--- Start of Record list ---

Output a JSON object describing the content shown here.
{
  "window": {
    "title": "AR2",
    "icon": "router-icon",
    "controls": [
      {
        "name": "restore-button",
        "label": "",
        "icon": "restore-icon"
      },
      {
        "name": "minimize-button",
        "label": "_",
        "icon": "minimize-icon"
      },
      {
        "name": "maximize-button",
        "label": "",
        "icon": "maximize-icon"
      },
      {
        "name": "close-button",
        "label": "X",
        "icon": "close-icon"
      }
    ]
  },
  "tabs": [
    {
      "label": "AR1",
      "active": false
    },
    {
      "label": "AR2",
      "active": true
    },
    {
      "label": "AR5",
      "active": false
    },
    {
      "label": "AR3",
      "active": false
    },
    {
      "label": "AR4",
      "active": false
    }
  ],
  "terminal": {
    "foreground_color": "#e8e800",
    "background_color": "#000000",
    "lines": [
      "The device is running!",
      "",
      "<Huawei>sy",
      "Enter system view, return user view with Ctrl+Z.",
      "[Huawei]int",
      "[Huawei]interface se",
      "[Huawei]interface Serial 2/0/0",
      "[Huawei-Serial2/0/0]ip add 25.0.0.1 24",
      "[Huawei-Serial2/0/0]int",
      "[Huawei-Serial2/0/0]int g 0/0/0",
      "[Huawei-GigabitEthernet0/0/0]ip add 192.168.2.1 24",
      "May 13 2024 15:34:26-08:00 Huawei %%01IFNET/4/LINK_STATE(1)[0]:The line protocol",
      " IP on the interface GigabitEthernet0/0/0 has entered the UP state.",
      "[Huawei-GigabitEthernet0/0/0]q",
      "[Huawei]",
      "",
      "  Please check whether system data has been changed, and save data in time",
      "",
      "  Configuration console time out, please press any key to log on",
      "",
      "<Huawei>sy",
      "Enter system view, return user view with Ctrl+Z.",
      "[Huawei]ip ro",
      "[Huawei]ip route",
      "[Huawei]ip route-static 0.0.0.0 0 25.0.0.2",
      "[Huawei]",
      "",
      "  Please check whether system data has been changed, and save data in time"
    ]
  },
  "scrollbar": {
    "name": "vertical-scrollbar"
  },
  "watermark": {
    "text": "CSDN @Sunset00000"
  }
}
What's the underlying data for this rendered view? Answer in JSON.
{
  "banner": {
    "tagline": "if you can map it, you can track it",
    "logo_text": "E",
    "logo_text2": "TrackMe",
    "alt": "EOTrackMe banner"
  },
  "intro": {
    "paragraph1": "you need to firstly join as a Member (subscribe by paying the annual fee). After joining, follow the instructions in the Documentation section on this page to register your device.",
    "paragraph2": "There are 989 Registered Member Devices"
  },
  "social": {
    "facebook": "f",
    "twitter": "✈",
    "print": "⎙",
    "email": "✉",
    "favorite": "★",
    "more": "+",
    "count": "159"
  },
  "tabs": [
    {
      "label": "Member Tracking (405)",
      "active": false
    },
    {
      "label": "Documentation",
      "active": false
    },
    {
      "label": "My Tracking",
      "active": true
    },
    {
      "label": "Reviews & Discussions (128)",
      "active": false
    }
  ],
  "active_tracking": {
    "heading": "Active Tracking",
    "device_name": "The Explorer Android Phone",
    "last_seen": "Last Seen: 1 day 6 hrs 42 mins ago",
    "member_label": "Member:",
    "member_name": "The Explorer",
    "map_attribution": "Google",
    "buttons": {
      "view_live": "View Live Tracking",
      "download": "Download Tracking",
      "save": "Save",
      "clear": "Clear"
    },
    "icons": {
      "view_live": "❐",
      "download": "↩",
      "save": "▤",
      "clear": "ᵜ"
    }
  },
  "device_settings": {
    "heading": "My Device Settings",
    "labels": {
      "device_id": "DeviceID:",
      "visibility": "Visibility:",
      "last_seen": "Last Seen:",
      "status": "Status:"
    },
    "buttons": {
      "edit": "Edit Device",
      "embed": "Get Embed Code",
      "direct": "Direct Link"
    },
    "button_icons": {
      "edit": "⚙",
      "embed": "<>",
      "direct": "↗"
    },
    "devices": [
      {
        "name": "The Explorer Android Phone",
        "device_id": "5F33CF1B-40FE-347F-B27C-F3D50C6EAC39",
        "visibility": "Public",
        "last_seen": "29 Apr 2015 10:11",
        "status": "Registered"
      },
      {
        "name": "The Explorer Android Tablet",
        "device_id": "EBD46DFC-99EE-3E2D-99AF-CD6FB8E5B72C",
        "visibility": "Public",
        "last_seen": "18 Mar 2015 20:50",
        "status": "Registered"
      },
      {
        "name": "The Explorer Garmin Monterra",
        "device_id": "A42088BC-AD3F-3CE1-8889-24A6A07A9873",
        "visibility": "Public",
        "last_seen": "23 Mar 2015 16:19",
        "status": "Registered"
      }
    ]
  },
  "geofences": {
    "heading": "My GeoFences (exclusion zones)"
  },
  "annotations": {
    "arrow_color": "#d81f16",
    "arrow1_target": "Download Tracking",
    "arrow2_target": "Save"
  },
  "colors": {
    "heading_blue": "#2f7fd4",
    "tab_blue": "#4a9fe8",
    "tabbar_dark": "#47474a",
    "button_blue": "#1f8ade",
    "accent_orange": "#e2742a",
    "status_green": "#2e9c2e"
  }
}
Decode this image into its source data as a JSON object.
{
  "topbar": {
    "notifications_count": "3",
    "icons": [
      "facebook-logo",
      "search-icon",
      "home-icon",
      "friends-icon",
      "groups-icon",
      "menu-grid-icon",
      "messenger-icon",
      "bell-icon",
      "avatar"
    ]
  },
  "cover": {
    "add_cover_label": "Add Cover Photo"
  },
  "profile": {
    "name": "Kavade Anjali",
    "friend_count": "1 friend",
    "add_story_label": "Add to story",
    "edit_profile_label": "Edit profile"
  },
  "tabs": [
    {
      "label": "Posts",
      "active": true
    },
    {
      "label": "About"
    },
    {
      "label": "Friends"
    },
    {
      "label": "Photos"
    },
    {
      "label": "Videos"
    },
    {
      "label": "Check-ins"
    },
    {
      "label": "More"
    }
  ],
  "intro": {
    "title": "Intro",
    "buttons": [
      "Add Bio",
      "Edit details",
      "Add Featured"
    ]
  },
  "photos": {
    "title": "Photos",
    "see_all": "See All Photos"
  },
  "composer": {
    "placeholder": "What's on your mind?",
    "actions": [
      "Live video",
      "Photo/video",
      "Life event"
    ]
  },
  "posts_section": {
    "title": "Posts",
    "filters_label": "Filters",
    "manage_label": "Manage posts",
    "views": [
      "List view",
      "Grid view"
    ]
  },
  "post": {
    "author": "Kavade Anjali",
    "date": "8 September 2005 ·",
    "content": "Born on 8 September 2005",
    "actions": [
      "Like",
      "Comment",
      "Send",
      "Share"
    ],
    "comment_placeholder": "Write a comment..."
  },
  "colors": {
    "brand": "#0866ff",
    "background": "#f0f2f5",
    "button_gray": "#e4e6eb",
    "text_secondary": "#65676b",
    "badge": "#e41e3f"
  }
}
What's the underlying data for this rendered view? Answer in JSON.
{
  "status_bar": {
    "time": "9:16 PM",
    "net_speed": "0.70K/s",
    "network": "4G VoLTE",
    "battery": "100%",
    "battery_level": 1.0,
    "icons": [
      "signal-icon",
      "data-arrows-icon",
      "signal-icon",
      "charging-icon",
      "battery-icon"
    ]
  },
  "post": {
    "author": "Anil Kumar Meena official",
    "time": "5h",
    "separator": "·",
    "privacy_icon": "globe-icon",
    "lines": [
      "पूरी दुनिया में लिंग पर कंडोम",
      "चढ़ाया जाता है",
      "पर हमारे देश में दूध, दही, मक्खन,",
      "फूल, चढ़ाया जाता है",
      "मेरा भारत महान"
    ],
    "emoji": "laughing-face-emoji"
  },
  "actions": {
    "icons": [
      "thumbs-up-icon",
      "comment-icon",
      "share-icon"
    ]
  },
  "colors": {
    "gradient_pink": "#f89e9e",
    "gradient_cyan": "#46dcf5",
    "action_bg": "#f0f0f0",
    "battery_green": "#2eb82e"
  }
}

--- End of Record list ---

Problem statement: Pull every line containing the word "been" out of the entries above.

Answer for the task:
      "  Please check whether system data has been changed, and save data in time",
      "  Please check whether system data has been changed, and save data in time"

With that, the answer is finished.